==== Given data

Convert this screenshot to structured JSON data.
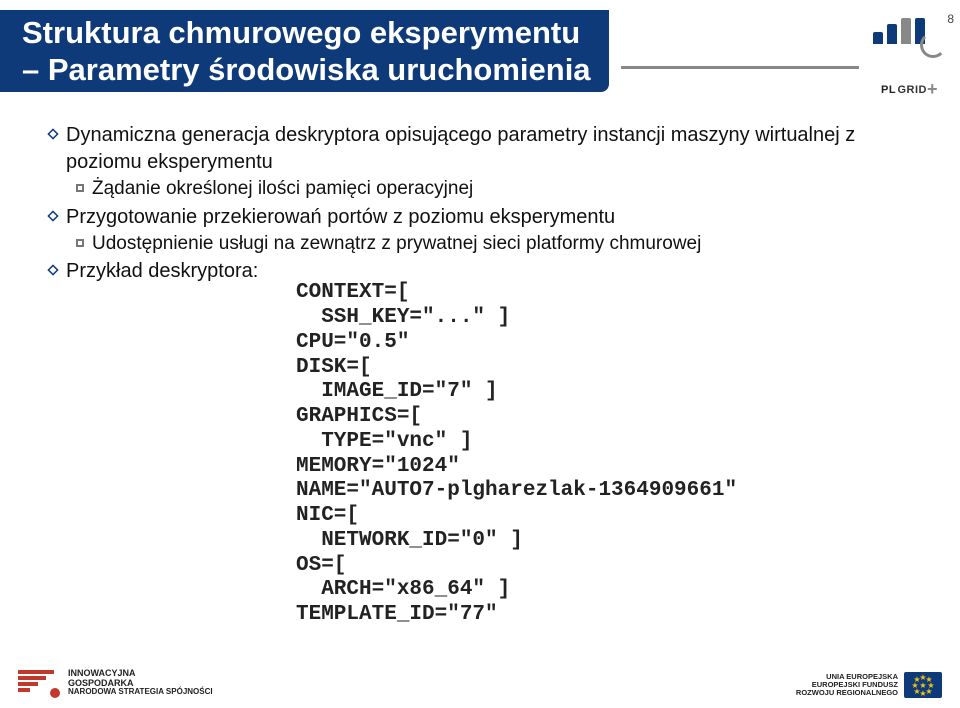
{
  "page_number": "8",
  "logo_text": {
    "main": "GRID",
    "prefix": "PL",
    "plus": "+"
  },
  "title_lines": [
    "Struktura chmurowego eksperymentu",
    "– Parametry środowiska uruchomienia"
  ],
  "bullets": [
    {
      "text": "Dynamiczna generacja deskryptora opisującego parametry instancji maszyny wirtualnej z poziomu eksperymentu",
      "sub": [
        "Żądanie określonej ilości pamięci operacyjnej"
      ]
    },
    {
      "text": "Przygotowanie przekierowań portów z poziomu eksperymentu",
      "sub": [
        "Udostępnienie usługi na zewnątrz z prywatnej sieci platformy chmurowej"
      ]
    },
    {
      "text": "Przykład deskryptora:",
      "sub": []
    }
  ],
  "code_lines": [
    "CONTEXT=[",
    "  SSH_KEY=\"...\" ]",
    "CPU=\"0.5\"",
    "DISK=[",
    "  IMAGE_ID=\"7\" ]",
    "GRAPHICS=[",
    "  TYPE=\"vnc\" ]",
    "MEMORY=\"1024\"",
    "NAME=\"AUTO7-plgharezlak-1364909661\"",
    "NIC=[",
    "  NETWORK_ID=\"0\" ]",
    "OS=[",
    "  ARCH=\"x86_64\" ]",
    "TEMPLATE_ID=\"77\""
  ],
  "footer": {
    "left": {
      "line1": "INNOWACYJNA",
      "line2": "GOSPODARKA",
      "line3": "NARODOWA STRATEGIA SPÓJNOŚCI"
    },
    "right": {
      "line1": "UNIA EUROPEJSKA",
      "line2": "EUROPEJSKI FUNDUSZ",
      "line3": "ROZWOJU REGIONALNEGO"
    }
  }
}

========

Restate the listing above word for word, and skip the pictures.

## Written answer:
Convert this screenshot to structured JSON data.
{
  "page_number": "8",
  "logo_text": {
    "main": "GRID",
    "prefix": "PL",
    "plus": "+"
  },
  "title_lines": [
    "Struktura chmurowego eksperymentu",
    "– Parametry środowiska uruchomienia"
  ],
  "bullets": [
    {
      "text": "Dynamiczna generacja deskryptora opisującego parametry instancji maszyny wirtualnej z poziomu eksperymentu",
      "sub": [
        "Żądanie określonej ilości pamięci operacyjnej"
      ]
    },
    {
      "text": "Przygotowanie przekierowań portów z poziomu eksperymentu",
      "sub": [
        "Udostępnienie usługi na zewnątrz z prywatnej sieci platformy chmurowej"
      ]
    },
    {
      "text": "Przykład deskryptora:",
      "sub": []
    }
  ],
  "code_lines": [
    "CONTEXT=[",
    "  SSH_KEY=\"...\" ]",
    "CPU=\"0.5\"",
    "DISK=[",
    "  IMAGE_ID=\"7\" ]",
    "GRAPHICS=[",
    "  TYPE=\"vnc\" ]",
    "MEMORY=\"1024\"",
    "NAME=\"AUTO7-plgharezlak-1364909661\"",
    "NIC=[",
    "  NETWORK_ID=\"0\" ]",
    "OS=[",
    "  ARCH=\"x86_64\" ]",
    "TEMPLATE_ID=\"77\""
  ],
  "footer": {
    "left": {
      "line1": "INNOWACYJNA",
      "line2": "GOSPODARKA",
      "line3": "NARODOWA STRATEGIA SPÓJNOŚCI"
    },
    "right": {
      "line1": "UNIA EUROPEJSKA",
      "line2": "EUROPEJSKI FUNDUSZ",
      "line3": "ROZWOJU REGIONALNEGO"
    }
  }
}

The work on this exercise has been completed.